- _Material_:
===============

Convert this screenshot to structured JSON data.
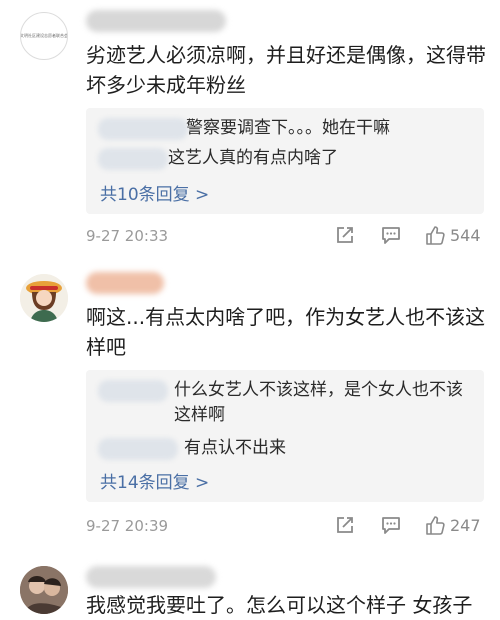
{
  "comments": [
    {
      "text": "劣迹艺人必须凉啊，并且好还是偶像，这得带坏多少未成年粉丝",
      "avatar_text": "文明社区建设志愿者联合会",
      "replies": [
        "警察要调查下。。。她在干嘛",
        "这艺人真的有点内啥了"
      ],
      "more": "共10条回复 >",
      "time": "9-27 20:33",
      "likes": "544"
    },
    {
      "text": "啊这...有点太内啥了吧，作为女艺人也不该这样吧",
      "replies": [
        "什么女艺人不该这样，是个女人也不该这样啊",
        "有点认不出来"
      ],
      "more": "共14条回复 >",
      "time": "9-27 20:39",
      "likes": "247"
    },
    {
      "text": "我感觉我要吐了。怎么可以这个样子 女孩子"
    }
  ],
  "icons": [
    "share-icon",
    "reply-icon",
    "like-icon"
  ],
  "colors": {
    "link": "#4a6fa5",
    "meta": "#9a9a9a",
    "reply_bg": "#f4f4f4"
  }
}
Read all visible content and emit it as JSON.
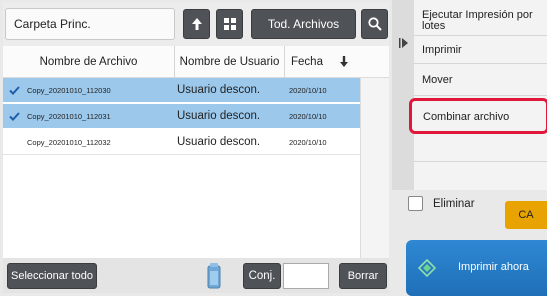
{
  "toolbar": {
    "folder_label": "Carpeta Princ.",
    "filter_label": "Tod. Archivos"
  },
  "table": {
    "headers": {
      "name": "Nombre de Archivo",
      "user": "Nombre de Usuario",
      "date": "Fecha"
    },
    "rows": [
      {
        "name": "Copy_20201010_112030",
        "user": "Usuario descon.",
        "date": "2020/10/10",
        "selected": true
      },
      {
        "name": "Copy_20201010_112031",
        "user": "Usuario descon.",
        "date": "2020/10/10",
        "selected": true
      },
      {
        "name": "Copy_20201010_112032",
        "user": "Usuario descon.",
        "date": "2020/10/10",
        "selected": false
      }
    ]
  },
  "bottom": {
    "select_all_label": "Seleccionar todo",
    "conj_label": "Conj.",
    "conj_value": "",
    "delete_label": "Borrar"
  },
  "side_menu": {
    "items": [
      {
        "label": "Ejecutar Impresión por lotes"
      },
      {
        "label": "Imprimir"
      },
      {
        "label": "Mover"
      },
      {
        "label": "Combinar archivo",
        "highlighted": true
      }
    ],
    "delete_checkbox_label": "Eliminar",
    "delete_checked": false,
    "ca_label": "CA",
    "print_now_label": "Imprimir ahora"
  },
  "colors": {
    "selected_row": "#9cc8ec",
    "highlight_border": "#e0173a",
    "ca_button": "#e8a300",
    "print_now": "#1e6fb8",
    "dark_button": "#4f5257"
  },
  "icons": {
    "up": "arrow-up-icon",
    "grid": "grid-view-icon",
    "search": "search-icon",
    "sort": "sort-down-icon",
    "check": "checkmark-icon",
    "toner": "toner-icon",
    "collapse": "panel-collapse-icon",
    "print_now": "start-diamond-icon"
  }
}
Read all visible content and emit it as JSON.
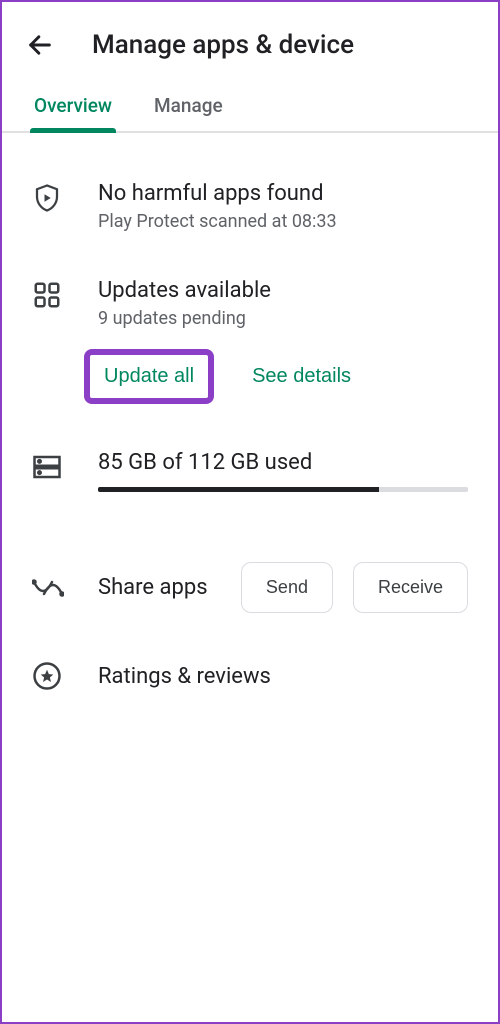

===============

Copy all lines above containing the string "Imprimir".

        "label": "Imprimir"
    "print_now_label": "Imprimir ahora"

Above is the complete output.